== YOUR TASK ==
All of the data should be repeated exactly; pictures are not part of the copy.

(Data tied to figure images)
▽

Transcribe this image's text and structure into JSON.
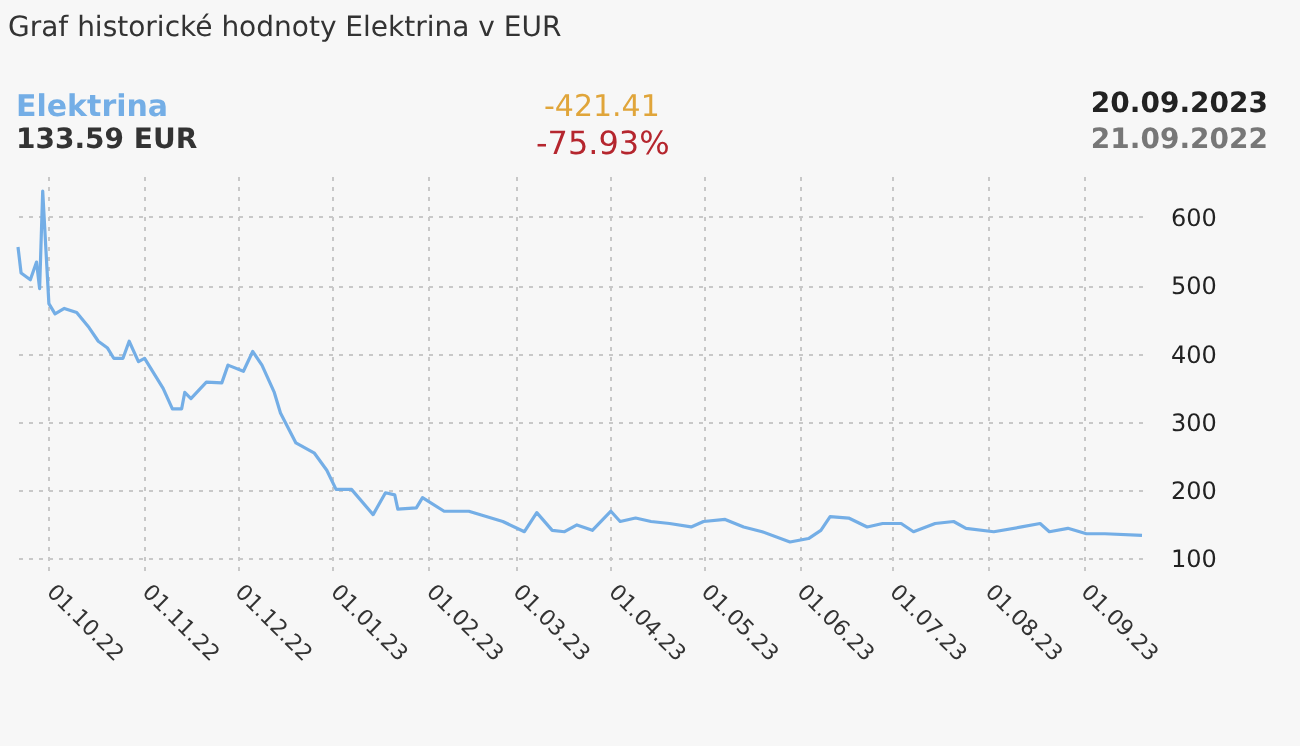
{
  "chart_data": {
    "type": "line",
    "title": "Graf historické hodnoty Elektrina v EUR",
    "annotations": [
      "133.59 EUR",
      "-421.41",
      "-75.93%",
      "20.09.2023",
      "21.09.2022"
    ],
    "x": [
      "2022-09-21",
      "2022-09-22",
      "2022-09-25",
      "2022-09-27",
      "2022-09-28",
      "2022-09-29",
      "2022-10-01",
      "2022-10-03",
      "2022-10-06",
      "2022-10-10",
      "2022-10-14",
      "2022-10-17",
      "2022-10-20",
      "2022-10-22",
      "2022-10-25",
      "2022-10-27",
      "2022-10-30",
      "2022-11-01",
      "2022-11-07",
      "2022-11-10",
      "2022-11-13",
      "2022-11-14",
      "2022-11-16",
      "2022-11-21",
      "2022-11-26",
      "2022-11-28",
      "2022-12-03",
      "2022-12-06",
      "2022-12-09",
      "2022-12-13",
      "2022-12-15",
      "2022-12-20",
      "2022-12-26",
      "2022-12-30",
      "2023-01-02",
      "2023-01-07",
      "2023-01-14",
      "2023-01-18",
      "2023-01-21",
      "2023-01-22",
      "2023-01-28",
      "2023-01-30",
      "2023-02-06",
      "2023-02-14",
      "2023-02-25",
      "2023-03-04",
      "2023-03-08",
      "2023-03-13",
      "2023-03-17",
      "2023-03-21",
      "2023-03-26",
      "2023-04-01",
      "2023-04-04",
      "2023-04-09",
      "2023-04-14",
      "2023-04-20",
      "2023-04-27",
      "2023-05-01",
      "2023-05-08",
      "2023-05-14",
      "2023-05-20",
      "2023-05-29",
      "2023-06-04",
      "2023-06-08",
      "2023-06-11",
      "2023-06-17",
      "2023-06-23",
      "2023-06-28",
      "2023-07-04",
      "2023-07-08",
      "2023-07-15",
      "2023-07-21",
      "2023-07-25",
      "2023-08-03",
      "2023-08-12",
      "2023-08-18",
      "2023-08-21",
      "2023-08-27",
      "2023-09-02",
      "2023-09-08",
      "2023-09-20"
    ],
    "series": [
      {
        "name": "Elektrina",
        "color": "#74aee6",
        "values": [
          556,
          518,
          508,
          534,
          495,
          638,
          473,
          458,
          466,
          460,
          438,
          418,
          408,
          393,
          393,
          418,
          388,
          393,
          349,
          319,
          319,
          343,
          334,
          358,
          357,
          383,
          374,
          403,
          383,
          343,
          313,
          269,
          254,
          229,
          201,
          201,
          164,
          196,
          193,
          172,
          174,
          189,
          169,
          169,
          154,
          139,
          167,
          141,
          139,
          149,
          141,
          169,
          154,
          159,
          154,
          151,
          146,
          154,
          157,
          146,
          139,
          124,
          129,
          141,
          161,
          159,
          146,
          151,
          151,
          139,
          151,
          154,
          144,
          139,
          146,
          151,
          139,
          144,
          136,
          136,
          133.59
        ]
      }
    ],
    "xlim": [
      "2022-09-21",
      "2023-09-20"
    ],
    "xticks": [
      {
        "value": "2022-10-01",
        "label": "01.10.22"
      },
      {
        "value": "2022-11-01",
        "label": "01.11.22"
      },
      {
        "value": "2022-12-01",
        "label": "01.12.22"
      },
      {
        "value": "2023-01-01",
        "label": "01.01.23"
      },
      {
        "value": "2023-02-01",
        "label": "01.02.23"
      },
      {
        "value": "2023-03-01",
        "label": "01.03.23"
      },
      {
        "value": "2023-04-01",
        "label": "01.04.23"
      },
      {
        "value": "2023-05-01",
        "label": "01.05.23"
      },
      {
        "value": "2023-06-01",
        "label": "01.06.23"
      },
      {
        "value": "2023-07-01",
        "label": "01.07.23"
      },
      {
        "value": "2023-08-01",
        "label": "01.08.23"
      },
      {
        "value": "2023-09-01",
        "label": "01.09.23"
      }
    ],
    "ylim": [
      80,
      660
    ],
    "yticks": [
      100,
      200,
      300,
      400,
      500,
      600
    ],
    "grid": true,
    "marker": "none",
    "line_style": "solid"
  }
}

△

== EXERCISE RESULT ==
Transcribe this image's text and structure into JSON.
{
  "chart_data": {
    "type": "line",
    "title": "Graf historické hodnoty Elektrina v EUR",
    "annotations": [
      "133.59 EUR",
      "-421.41",
      "-75.93%",
      "20.09.2023",
      "21.09.2022"
    ],
    "x": [
      "2022-09-21",
      "2022-09-22",
      "2022-09-25",
      "2022-09-27",
      "2022-09-28",
      "2022-09-29",
      "2022-10-01",
      "2022-10-03",
      "2022-10-06",
      "2022-10-10",
      "2022-10-14",
      "2022-10-17",
      "2022-10-20",
      "2022-10-22",
      "2022-10-25",
      "2022-10-27",
      "2022-10-30",
      "2022-11-01",
      "2022-11-07",
      "2022-11-10",
      "2022-11-13",
      "2022-11-14",
      "2022-11-16",
      "2022-11-21",
      "2022-11-26",
      "2022-11-28",
      "2022-12-03",
      "2022-12-06",
      "2022-12-09",
      "2022-12-13",
      "2022-12-15",
      "2022-12-20",
      "2022-12-26",
      "2022-12-30",
      "2023-01-02",
      "2023-01-07",
      "2023-01-14",
      "2023-01-18",
      "2023-01-21",
      "2023-01-22",
      "2023-01-28",
      "2023-01-30",
      "2023-02-06",
      "2023-02-14",
      "2023-02-25",
      "2023-03-04",
      "2023-03-08",
      "2023-03-13",
      "2023-03-17",
      "2023-03-21",
      "2023-03-26",
      "2023-04-01",
      "2023-04-04",
      "2023-04-09",
      "2023-04-14",
      "2023-04-20",
      "2023-04-27",
      "2023-05-01",
      "2023-05-08",
      "2023-05-14",
      "2023-05-20",
      "2023-05-29",
      "2023-06-04",
      "2023-06-08",
      "2023-06-11",
      "2023-06-17",
      "2023-06-23",
      "2023-06-28",
      "2023-07-04",
      "2023-07-08",
      "2023-07-15",
      "2023-07-21",
      "2023-07-25",
      "2023-08-03",
      "2023-08-12",
      "2023-08-18",
      "2023-08-21",
      "2023-08-27",
      "2023-09-02",
      "2023-09-08",
      "2023-09-20"
    ],
    "series": [
      {
        "name": "Elektrina",
        "color": "#74aee6",
        "values": [
          556,
          518,
          508,
          534,
          495,
          638,
          473,
          458,
          466,
          460,
          438,
          418,
          408,
          393,
          393,
          418,
          388,
          393,
          349,
          319,
          319,
          343,
          334,
          358,
          357,
          383,
          374,
          403,
          383,
          343,
          313,
          269,
          254,
          229,
          201,
          201,
          164,
          196,
          193,
          172,
          174,
          189,
          169,
          169,
          154,
          139,
          167,
          141,
          139,
          149,
          141,
          169,
          154,
          159,
          154,
          151,
          146,
          154,
          157,
          146,
          139,
          124,
          129,
          141,
          161,
          159,
          146,
          151,
          151,
          139,
          151,
          154,
          144,
          139,
          146,
          151,
          139,
          144,
          136,
          136,
          133.59
        ]
      }
    ],
    "xlim": [
      "2022-09-21",
      "2023-09-20"
    ],
    "xticks": [
      {
        "value": "2022-10-01",
        "label": "01.10.22"
      },
      {
        "value": "2022-11-01",
        "label": "01.11.22"
      },
      {
        "value": "2022-12-01",
        "label": "01.12.22"
      },
      {
        "value": "2023-01-01",
        "label": "01.01.23"
      },
      {
        "value": "2023-02-01",
        "label": "01.02.23"
      },
      {
        "value": "2023-03-01",
        "label": "01.03.23"
      },
      {
        "value": "2023-04-01",
        "label": "01.04.23"
      },
      {
        "value": "2023-05-01",
        "label": "01.05.23"
      },
      {
        "value": "2023-06-01",
        "label": "01.06.23"
      },
      {
        "value": "2023-07-01",
        "label": "01.07.23"
      },
      {
        "value": "2023-08-01",
        "label": "01.08.23"
      },
      {
        "value": "2023-09-01",
        "label": "01.09.23"
      }
    ],
    "ylim": [
      80,
      660
    ],
    "yticks": [
      100,
      200,
      300,
      400,
      500,
      600
    ],
    "grid": true,
    "marker": "none",
    "line_style": "solid"
  }
}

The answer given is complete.